Goal
Your task is to repeat the records exactly from the line containing "Transcribe the text in this document." onward, through the final line.

Input material
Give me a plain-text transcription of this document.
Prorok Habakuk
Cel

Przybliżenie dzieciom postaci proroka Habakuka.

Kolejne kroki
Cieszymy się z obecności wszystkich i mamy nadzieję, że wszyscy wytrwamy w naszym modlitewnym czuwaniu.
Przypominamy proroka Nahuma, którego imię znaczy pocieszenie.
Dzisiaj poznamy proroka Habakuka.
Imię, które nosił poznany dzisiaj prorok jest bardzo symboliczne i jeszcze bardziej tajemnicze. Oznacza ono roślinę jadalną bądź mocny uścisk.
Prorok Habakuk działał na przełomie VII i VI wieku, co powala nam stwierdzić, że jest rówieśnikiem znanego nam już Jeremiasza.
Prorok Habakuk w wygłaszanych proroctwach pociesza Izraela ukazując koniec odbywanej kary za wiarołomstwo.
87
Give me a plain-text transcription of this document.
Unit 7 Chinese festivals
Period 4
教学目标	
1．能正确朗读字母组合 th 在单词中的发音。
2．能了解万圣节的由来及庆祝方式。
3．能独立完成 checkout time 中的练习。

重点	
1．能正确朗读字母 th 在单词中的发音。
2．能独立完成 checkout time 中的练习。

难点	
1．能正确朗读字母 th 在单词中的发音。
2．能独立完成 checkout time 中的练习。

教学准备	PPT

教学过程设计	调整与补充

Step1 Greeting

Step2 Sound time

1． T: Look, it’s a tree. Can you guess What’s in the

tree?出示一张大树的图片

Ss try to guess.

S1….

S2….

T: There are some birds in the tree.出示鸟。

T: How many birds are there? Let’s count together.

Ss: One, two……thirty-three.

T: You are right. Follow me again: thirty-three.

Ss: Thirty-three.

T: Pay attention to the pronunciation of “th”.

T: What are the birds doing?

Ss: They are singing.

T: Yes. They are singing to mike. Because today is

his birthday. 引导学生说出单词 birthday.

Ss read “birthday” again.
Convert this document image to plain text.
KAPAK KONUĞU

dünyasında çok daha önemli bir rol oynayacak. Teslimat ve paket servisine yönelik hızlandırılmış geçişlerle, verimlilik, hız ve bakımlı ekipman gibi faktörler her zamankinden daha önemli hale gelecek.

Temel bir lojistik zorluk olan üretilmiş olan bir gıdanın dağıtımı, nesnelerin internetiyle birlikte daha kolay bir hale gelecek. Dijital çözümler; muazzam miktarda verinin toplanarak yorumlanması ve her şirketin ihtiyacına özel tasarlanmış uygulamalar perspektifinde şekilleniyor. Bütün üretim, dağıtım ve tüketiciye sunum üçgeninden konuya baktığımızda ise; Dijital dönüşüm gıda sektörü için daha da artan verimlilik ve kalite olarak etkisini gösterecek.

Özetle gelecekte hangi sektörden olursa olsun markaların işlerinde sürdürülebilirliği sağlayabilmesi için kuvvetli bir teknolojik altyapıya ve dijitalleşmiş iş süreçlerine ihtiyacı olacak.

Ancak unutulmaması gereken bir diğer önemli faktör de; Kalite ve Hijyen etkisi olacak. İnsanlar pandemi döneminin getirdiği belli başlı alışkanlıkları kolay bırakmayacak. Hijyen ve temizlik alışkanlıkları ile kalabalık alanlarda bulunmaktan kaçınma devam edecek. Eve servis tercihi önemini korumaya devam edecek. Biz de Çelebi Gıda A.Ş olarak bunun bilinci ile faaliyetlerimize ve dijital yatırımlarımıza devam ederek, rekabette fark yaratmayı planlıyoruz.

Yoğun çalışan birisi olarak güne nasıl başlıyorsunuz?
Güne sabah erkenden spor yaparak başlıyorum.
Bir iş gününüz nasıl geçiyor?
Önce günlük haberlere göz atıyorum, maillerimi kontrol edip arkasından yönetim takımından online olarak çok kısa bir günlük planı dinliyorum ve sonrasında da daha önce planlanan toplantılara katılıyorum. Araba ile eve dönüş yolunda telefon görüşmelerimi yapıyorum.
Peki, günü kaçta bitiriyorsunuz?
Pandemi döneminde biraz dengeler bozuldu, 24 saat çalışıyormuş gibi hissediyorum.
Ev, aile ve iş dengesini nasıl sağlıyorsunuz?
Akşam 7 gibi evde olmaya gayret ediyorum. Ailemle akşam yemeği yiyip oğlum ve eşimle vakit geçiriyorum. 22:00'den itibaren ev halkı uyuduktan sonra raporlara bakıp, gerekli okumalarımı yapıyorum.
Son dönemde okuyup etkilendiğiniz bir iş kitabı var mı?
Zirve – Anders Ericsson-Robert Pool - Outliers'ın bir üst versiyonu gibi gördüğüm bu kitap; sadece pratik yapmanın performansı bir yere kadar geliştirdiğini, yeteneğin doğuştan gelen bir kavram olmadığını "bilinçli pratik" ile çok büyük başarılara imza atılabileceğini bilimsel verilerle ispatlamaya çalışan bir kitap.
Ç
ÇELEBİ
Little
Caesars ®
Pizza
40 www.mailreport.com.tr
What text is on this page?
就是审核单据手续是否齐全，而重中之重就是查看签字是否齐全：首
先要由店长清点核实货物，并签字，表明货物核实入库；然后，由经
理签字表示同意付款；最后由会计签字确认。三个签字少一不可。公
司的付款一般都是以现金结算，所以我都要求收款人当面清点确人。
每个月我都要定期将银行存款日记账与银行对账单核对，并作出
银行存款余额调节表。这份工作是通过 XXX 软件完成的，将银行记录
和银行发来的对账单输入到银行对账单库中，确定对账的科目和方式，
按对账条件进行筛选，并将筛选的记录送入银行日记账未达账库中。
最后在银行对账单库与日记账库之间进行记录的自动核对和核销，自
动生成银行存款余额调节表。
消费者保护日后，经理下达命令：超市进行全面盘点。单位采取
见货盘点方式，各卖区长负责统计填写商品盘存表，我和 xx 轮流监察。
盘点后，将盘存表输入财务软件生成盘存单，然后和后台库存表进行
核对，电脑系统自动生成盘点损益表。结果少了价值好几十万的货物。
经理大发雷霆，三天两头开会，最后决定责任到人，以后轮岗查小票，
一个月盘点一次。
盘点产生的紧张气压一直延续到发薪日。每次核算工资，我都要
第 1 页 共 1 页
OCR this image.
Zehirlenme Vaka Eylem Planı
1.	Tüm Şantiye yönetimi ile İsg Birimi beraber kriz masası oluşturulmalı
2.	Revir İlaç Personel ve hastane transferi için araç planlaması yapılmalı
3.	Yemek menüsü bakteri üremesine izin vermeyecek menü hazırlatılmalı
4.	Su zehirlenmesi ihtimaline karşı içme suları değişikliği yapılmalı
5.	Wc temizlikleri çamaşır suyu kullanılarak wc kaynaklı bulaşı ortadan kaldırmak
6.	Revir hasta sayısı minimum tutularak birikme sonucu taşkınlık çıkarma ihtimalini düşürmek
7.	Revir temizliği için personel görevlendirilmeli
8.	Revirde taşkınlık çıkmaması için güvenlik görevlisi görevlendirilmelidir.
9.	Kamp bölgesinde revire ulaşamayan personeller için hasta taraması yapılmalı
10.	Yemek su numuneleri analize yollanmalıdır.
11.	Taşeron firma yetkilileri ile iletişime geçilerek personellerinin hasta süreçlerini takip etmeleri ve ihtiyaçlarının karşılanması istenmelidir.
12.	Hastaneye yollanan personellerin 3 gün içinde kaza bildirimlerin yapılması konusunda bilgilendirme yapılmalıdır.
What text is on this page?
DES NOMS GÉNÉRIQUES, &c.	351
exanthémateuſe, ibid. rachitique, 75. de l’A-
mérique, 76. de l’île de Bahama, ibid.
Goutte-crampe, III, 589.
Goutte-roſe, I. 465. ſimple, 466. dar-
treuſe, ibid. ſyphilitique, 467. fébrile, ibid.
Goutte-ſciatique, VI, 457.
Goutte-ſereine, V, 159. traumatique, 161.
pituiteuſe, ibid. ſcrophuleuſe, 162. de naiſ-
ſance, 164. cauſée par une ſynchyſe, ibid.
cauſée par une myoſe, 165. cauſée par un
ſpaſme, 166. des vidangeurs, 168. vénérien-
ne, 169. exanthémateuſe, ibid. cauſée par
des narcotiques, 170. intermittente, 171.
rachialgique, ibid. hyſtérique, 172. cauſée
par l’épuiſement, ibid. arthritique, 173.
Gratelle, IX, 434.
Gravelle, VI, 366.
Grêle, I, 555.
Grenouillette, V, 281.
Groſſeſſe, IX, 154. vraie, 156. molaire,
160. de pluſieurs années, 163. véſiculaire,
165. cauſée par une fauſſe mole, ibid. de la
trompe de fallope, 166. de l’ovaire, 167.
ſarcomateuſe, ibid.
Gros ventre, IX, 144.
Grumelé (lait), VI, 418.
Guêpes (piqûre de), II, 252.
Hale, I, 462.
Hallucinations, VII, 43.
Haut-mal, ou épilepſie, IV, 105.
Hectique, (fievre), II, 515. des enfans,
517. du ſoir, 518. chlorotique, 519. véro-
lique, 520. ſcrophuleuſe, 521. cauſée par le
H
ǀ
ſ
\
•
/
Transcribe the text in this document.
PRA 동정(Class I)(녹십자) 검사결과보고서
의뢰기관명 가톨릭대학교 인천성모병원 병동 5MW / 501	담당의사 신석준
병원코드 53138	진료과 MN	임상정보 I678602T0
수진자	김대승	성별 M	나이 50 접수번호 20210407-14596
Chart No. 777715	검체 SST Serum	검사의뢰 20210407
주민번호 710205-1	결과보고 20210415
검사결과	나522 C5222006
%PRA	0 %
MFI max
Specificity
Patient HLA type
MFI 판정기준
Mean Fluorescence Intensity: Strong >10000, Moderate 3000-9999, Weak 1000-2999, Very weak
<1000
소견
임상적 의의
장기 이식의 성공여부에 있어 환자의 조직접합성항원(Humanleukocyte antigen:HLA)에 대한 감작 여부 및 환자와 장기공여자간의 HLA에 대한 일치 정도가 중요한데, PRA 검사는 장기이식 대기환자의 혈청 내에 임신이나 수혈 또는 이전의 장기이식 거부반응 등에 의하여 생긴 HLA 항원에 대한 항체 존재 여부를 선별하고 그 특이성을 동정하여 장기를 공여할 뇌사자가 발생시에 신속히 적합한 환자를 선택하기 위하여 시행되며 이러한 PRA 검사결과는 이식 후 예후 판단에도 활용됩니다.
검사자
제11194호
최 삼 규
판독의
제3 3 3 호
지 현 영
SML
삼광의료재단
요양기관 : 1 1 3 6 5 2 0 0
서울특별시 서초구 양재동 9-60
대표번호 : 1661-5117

Result for this exercise
Transcribe the text in this document.
PRA 동정(Class I)(녹십자) 검사결과보고서
의뢰기관명 가톨릭대학교 인천성모병원 병동 5MW / 501	담당의사 신석준
병원코드 53138	진료과 MN	임상정보 I678602T0
수진자	김대승	성별 M	나이 50 접수번호 20210407-14596
Chart No. 777715	검체 SST Serum	검사의뢰 20210407
주민번호 710205-1	결과보고 20210415
검사결과	나522 C5222006
%PRA	0 %
MFI max
Specificity
Patient HLA type
MFI 판정기준
Mean Fluorescence Intensity: Strong >10000, Moderate 3000-9999, Weak 1000-2999, Very weak
<1000
소견
임상적 의의
장기 이식의 성공여부에 있어 환자의 조직접합성항원(Humanleukocyte antigen:HLA)에 대한 감작 여부 및 환자와 장기공여자간의 HLA에 대한 일치 정도가 중요한데, PRA 검사는 장기이식 대기환자의 혈청 내에 임신이나 수혈 또는 이전의 장기이식 거부반응 등에 의하여 생긴 HLA 항원에 대한 항체 존재 여부를 선별하고 그 특이성을 동정하여 장기를 공여할 뇌사자가 발생시에 신속히 적합한 환자를 선택하기 위하여 시행되며 이러한 PRA 검사결과는 이식 후 예후 판단에도 활용됩니다.
검사자
제11194호
최 삼 규
판독의
제3 3 3 호
지 현 영
SML
삼광의료재단
요양기관 : 1 1 3 6 5 2 0 0
서울특별시 서초구 양재동 9-60
대표번호 : 1661-5117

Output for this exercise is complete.